§ WHAT TO PRODUCE: Find all lines in the listing that include the word "style", then copy them.

(Stored data)
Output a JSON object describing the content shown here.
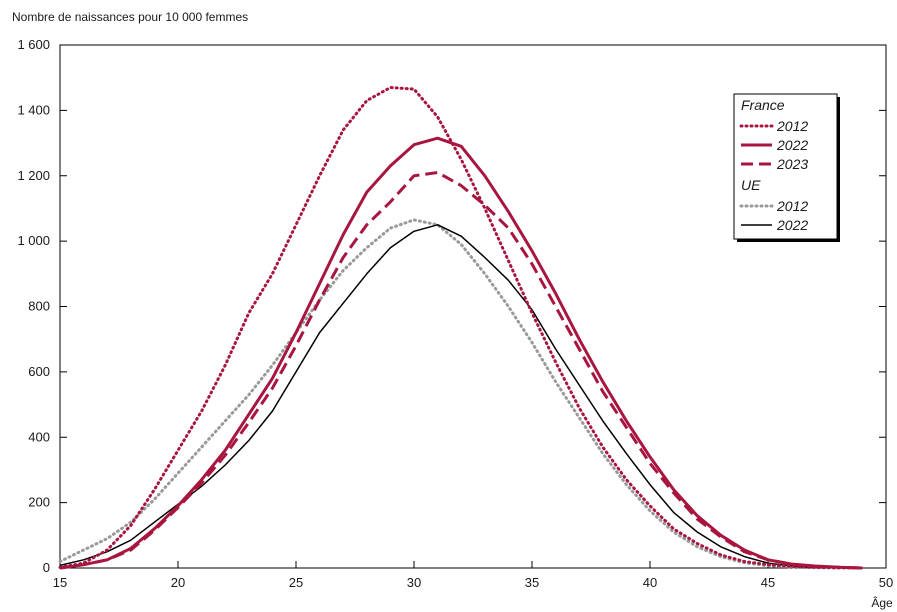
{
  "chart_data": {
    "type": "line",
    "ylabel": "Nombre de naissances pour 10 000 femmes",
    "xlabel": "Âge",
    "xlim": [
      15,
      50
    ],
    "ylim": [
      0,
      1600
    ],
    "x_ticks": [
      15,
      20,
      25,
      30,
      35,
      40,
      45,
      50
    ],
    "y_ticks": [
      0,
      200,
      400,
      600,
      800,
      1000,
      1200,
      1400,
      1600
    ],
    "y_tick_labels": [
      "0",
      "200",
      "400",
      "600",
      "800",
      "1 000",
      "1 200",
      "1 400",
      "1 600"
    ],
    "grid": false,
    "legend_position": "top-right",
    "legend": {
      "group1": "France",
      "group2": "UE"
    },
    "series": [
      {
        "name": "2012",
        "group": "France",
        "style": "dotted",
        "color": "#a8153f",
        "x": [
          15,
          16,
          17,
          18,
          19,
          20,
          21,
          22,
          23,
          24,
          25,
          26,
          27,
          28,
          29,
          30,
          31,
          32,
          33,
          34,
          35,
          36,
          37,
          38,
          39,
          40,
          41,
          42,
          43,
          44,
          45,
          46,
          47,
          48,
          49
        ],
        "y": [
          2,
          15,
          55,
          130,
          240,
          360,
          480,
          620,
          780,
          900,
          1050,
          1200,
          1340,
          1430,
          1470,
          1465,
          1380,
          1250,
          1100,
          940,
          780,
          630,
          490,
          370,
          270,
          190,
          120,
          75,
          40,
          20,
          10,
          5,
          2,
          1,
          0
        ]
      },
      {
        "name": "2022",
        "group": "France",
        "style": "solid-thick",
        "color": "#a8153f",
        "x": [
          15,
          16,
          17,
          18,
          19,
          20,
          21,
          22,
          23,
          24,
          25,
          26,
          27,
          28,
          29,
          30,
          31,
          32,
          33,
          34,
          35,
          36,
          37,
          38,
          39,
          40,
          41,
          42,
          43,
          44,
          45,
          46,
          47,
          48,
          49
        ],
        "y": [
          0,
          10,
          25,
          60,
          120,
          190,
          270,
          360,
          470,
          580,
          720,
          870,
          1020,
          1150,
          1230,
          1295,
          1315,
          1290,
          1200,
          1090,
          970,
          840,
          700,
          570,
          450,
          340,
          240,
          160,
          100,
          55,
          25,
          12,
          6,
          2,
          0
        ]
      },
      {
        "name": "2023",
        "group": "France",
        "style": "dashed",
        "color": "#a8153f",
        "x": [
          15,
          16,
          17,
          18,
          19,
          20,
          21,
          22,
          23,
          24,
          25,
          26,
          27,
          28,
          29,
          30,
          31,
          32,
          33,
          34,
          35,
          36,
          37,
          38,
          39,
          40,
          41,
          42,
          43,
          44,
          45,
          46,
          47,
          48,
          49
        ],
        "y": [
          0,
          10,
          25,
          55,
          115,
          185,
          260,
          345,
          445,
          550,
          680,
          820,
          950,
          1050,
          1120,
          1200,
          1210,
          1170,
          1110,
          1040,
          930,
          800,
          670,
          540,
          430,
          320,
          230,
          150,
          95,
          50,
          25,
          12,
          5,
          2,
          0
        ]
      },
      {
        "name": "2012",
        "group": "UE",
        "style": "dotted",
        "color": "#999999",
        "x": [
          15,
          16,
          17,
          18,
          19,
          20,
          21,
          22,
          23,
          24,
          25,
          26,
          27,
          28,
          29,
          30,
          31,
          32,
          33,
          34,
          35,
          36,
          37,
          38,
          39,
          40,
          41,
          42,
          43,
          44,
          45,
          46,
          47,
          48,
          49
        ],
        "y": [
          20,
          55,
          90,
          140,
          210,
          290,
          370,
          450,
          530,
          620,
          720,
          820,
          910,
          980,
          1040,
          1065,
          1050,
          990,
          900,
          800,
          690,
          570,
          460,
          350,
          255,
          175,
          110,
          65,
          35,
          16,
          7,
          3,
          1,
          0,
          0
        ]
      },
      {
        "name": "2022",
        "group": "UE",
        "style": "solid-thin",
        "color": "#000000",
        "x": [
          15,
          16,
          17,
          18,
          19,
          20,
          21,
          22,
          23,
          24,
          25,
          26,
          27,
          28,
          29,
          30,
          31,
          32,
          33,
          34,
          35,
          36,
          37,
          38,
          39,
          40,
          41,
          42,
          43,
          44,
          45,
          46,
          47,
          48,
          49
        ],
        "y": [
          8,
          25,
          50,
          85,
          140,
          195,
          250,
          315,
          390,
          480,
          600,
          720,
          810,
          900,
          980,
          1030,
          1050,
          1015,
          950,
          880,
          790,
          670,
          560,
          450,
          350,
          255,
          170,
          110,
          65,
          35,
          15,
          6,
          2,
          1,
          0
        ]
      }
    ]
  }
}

§ SOLUTION FOR THIS EXERCISE:
        "style": "dotted",
        "style": "solid-thick",
        "style": "dashed",
        "style": "dotted",
        "style": "solid-thin",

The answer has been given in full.